§ **WORK ORDER**
Write out each record exactly as it stands. No pictures belong in the copy.
BEGIN RECORD EXCERPTS
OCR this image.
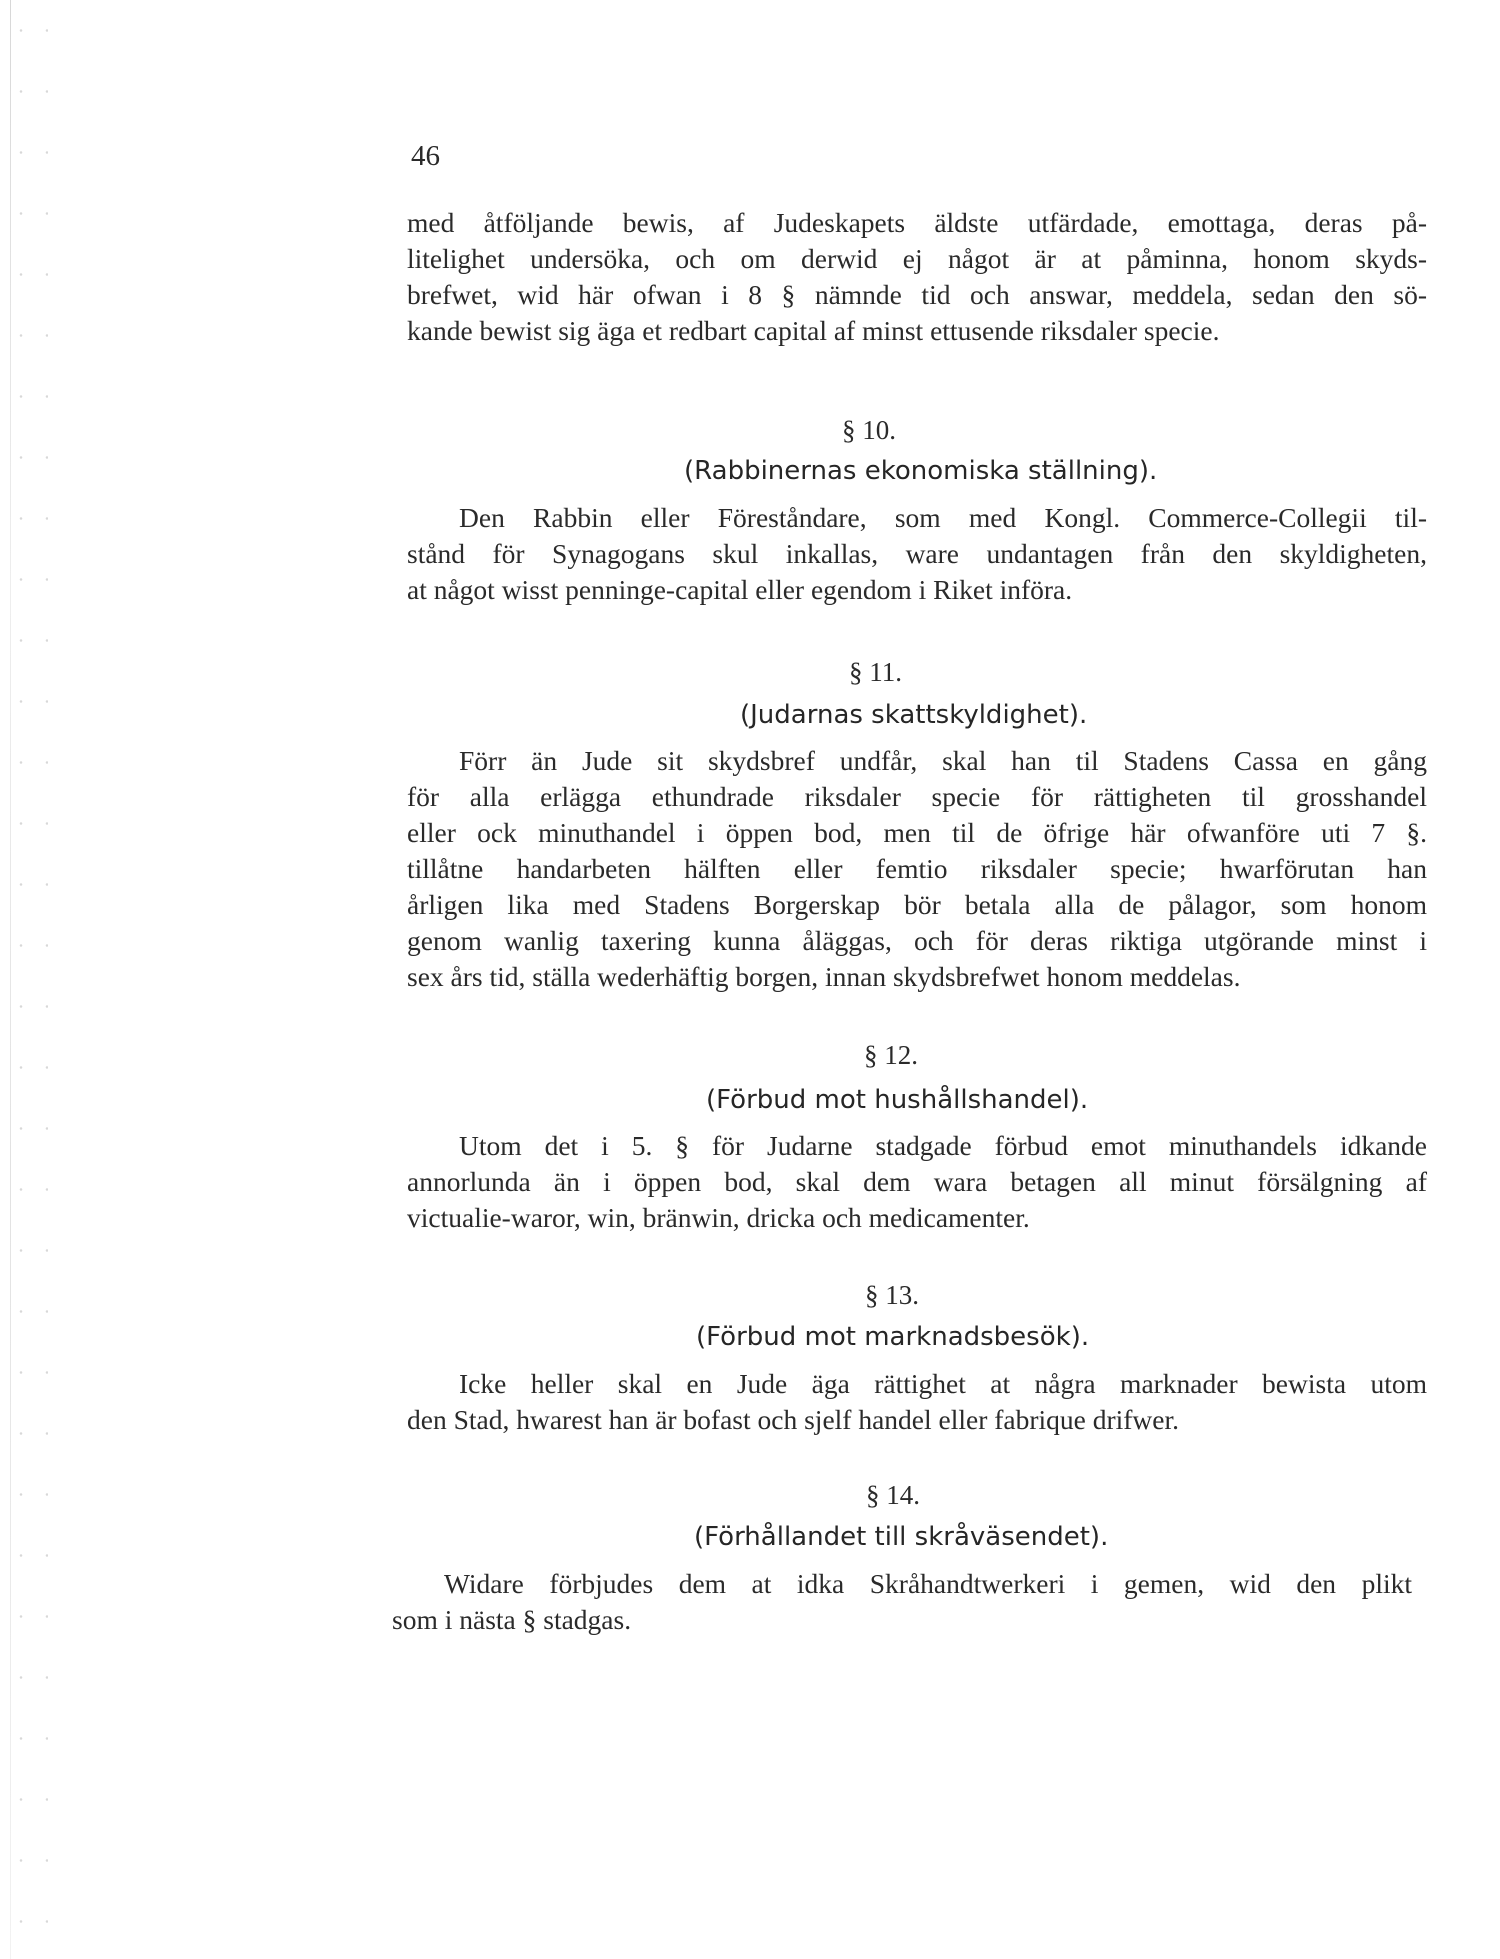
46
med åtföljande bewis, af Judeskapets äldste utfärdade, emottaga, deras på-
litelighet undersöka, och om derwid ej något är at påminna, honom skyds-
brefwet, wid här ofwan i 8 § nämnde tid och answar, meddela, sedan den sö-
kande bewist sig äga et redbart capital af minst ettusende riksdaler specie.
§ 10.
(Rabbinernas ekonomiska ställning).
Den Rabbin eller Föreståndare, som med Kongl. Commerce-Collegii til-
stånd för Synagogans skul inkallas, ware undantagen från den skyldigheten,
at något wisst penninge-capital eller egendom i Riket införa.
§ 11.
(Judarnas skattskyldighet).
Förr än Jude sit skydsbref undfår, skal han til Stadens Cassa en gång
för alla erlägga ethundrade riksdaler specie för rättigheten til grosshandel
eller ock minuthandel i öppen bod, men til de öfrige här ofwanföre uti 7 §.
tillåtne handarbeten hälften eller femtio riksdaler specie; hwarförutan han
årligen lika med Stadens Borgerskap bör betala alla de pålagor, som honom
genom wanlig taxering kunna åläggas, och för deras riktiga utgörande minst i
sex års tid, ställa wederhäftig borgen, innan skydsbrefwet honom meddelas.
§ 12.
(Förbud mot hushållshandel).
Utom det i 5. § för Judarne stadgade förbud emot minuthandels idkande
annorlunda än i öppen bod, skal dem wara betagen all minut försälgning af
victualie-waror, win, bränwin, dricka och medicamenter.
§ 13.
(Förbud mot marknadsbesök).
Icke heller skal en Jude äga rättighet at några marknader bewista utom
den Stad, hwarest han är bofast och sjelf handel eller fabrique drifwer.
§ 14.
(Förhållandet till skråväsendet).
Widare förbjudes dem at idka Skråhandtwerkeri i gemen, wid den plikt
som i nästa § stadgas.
END RECORD EXCERPTS
§ **ANSWER BOX**
OCR this image.
46
med åtföljande bewis, af Judeskapets äldste utfärdade, emottaga, deras på-
litelighet undersöka, och om derwid ej något är at påminna, honom skyds-
brefwet, wid här ofwan i 8 § nämnde tid och answar, meddela, sedan den sö-
kande bewist sig äga et redbart capital af minst ettusende riksdaler specie.
§ 10.
(Rabbinernas ekonomiska ställning).
Den Rabbin eller Föreståndare, som med Kongl. Commerce-Collegii til-
stånd för Synagogans skul inkallas, ware undantagen från den skyldigheten,
at något wisst penninge-capital eller egendom i Riket införa.
§ 11.
(Judarnas skattskyldighet).
Förr än Jude sit skydsbref undfår, skal han til Stadens Cassa en gång
för alla erlägga ethundrade riksdaler specie för rättigheten til grosshandel
eller ock minuthandel i öppen bod, men til de öfrige här ofwanföre uti 7 §.
tillåtne handarbeten hälften eller femtio riksdaler specie; hwarförutan han
årligen lika med Stadens Borgerskap bör betala alla de pålagor, som honom
genom wanlig taxering kunna åläggas, och för deras riktiga utgörande minst i
sex års tid, ställa wederhäftig borgen, innan skydsbrefwet honom meddelas.
§ 12.
(Förbud mot hushållshandel).
Utom det i 5. § för Judarne stadgade förbud emot minuthandels idkande
annorlunda än i öppen bod, skal dem wara betagen all minut försälgning af
victualie-waror, win, bränwin, dricka och medicamenter.
§ 13.
(Förbud mot marknadsbesök).
Icke heller skal en Jude äga rättighet at några marknader bewista utom
den Stad, hwarest han är bofast och sjelf handel eller fabrique drifwer.
§ 14.
(Förhållandet till skråväsendet).
Widare förbjudes dem at idka Skråhandtwerkeri i gemen, wid den plikt
som i nästa § stadgas.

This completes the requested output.